--- Start EXERCISE INPUT ---

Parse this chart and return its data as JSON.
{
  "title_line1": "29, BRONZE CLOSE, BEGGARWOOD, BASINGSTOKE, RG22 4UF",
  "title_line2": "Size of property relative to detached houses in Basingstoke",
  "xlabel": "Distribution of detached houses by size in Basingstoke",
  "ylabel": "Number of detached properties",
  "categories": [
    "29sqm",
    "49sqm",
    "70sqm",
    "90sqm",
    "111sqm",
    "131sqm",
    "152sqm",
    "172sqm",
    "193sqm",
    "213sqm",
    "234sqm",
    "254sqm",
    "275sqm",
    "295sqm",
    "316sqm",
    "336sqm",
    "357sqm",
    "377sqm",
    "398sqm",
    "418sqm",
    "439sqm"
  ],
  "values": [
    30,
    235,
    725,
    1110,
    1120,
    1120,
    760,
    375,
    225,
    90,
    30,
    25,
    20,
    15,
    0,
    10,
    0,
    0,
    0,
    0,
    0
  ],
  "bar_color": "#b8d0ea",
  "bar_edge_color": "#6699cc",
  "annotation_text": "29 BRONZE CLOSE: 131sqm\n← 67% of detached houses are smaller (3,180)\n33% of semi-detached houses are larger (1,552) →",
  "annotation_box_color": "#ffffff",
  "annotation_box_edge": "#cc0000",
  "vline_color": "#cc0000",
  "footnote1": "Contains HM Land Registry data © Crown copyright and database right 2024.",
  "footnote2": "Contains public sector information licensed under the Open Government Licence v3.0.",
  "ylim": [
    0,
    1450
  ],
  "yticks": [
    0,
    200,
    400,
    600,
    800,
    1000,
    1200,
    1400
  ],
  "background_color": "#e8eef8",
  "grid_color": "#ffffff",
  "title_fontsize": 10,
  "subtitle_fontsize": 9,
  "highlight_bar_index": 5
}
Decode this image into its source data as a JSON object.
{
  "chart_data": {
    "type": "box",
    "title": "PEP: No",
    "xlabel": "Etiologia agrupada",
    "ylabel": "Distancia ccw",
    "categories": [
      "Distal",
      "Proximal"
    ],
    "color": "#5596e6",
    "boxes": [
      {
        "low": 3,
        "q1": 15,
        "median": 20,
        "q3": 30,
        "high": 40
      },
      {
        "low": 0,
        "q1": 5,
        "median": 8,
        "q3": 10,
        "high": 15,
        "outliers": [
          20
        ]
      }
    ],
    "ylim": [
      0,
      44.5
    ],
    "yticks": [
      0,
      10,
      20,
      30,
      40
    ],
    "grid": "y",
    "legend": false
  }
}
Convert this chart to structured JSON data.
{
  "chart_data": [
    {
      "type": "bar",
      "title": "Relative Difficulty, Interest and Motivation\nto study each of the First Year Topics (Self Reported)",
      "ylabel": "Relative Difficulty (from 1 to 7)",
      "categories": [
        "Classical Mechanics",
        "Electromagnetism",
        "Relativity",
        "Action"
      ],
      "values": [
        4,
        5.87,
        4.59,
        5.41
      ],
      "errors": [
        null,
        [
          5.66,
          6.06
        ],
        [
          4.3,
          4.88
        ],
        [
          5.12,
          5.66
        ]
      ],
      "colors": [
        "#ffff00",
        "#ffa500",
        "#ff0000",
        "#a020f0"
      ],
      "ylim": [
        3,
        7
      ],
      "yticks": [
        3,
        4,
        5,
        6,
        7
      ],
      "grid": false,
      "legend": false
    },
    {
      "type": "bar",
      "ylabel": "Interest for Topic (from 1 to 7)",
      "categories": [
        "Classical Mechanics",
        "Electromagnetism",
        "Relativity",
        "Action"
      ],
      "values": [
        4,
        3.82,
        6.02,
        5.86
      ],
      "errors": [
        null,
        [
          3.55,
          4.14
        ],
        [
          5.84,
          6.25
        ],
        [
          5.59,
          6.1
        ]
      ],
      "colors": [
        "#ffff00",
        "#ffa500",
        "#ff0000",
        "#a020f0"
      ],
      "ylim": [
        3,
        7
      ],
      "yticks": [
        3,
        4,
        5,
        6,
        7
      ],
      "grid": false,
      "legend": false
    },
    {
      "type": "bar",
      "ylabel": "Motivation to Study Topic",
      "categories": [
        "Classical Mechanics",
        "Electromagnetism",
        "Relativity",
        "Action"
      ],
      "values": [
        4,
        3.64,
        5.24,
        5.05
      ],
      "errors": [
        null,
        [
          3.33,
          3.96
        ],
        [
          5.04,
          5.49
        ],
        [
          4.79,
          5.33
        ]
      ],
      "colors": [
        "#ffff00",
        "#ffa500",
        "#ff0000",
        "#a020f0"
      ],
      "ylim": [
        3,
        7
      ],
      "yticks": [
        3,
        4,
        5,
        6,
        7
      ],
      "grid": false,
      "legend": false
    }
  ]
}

--- End EXERCISE INPUT ---

## TASK BRIEF
Make an exact copy of the listing, including every line.

## FULL RESPONSE
Parse this chart and return its data as JSON.
{
  "title_line1": "29, BRONZE CLOSE, BEGGARWOOD, BASINGSTOKE, RG22 4UF",
  "title_line2": "Size of property relative to detached houses in Basingstoke",
  "xlabel": "Distribution of detached houses by size in Basingstoke",
  "ylabel": "Number of detached properties",
  "categories": [
    "29sqm",
    "49sqm",
    "70sqm",
    "90sqm",
    "111sqm",
    "131sqm",
    "152sqm",
    "172sqm",
    "193sqm",
    "213sqm",
    "234sqm",
    "254sqm",
    "275sqm",
    "295sqm",
    "316sqm",
    "336sqm",
    "357sqm",
    "377sqm",
    "398sqm",
    "418sqm",
    "439sqm"
  ],
  "values": [
    30,
    235,
    725,
    1110,
    1120,
    1120,
    760,
    375,
    225,
    90,
    30,
    25,
    20,
    15,
    0,
    10,
    0,
    0,
    0,
    0,
    0
  ],
  "bar_color": "#b8d0ea",
  "bar_edge_color": "#6699cc",
  "annotation_text": "29 BRONZE CLOSE: 131sqm\n← 67% of detached houses are smaller (3,180)\n33% of semi-detached houses are larger (1,552) →",
  "annotation_box_color": "#ffffff",
  "annotation_box_edge": "#cc0000",
  "vline_color": "#cc0000",
  "footnote1": "Contains HM Land Registry data © Crown copyright and database right 2024.",
  "footnote2": "Contains public sector information licensed under the Open Government Licence v3.0.",
  "ylim": [
    0,
    1450
  ],
  "yticks": [
    0,
    200,
    400,
    600,
    800,
    1000,
    1200,
    1400
  ],
  "background_color": "#e8eef8",
  "grid_color": "#ffffff",
  "title_fontsize": 10,
  "subtitle_fontsize": 9,
  "highlight_bar_index": 5
}
Decode this image into its source data as a JSON object.
{
  "chart_data": {
    "type": "box",
    "title": "PEP: No",
    "xlabel": "Etiologia agrupada",
    "ylabel": "Distancia ccw",
    "categories": [
      "Distal",
      "Proximal"
    ],
    "color": "#5596e6",
    "boxes": [
      {
        "low": 3,
        "q1": 15,
        "median": 20,
        "q3": 30,
        "high": 40
      },
      {
        "low": 0,
        "q1": 5,
        "median": 8,
        "q3": 10,
        "high": 15,
        "outliers": [
          20
        ]
      }
    ],
    "ylim": [
      0,
      44.5
    ],
    "yticks": [
      0,
      10,
      20,
      30,
      40
    ],
    "grid": "y",
    "legend": false
  }
}
Convert this chart to structured JSON data.
{
  "chart_data": [
    {
      "type": "bar",
      "title": "Relative Difficulty, Interest and Motivation\nto study each of the First Year Topics (Self Reported)",
      "ylabel": "Relative Difficulty (from 1 to 7)",
      "categories": [
        "Classical Mechanics",
        "Electromagnetism",
        "Relativity",
        "Action"
      ],
      "values": [
        4,
        5.87,
        4.59,
        5.41
      ],
      "errors": [
        null,
        [
          5.66,
          6.06
        ],
        [
          4.3,
          4.88
        ],
        [
          5.12,
          5.66
        ]
      ],
      "colors": [
        "#ffff00",
        "#ffa500",
        "#ff0000",
        "#a020f0"
      ],
      "ylim": [
        3,
        7
      ],
      "yticks": [
        3,
        4,
        5,
        6,
        7
      ],
      "grid": false,
      "legend": false
    },
    {
      "type": "bar",
      "ylabel": "Interest for Topic (from 1 to 7)",
      "categories": [
        "Classical Mechanics",
        "Electromagnetism",
        "Relativity",
        "Action"
      ],
      "values": [
        4,
        3.82,
        6.02,
        5.86
      ],
      "errors": [
        null,
        [
          3.55,
          4.14
        ],
        [
          5.84,
          6.25
        ],
        [
          5.59,
          6.1
        ]
      ],
      "colors": [
        "#ffff00",
        "#ffa500",
        "#ff0000",
        "#a020f0"
      ],
      "ylim": [
        3,
        7
      ],
      "yticks": [
        3,
        4,
        5,
        6,
        7
      ],
      "grid": false,
      "legend": false
    },
    {
      "type": "bar",
      "ylabel": "Motivation to Study Topic",
      "categories": [
        "Classical Mechanics",
        "Electromagnetism",
        "Relativity",
        "Action"
      ],
      "values": [
        4,
        3.64,
        5.24,
        5.05
      ],
      "errors": [
        null,
        [
          3.33,
          3.96
        ],
        [
          5.04,
          5.49
        ],
        [
          4.79,
          5.33
        ]
      ],
      "colors": [
        "#ffff00",
        "#ffa500",
        "#ff0000",
        "#a020f0"
      ],
      "ylim": [
        3,
        7
      ],
      "yticks": [
        3,
        4,
        5,
        6,
        7
      ],
      "grid": false,
      "legend": false
    }
  ]
}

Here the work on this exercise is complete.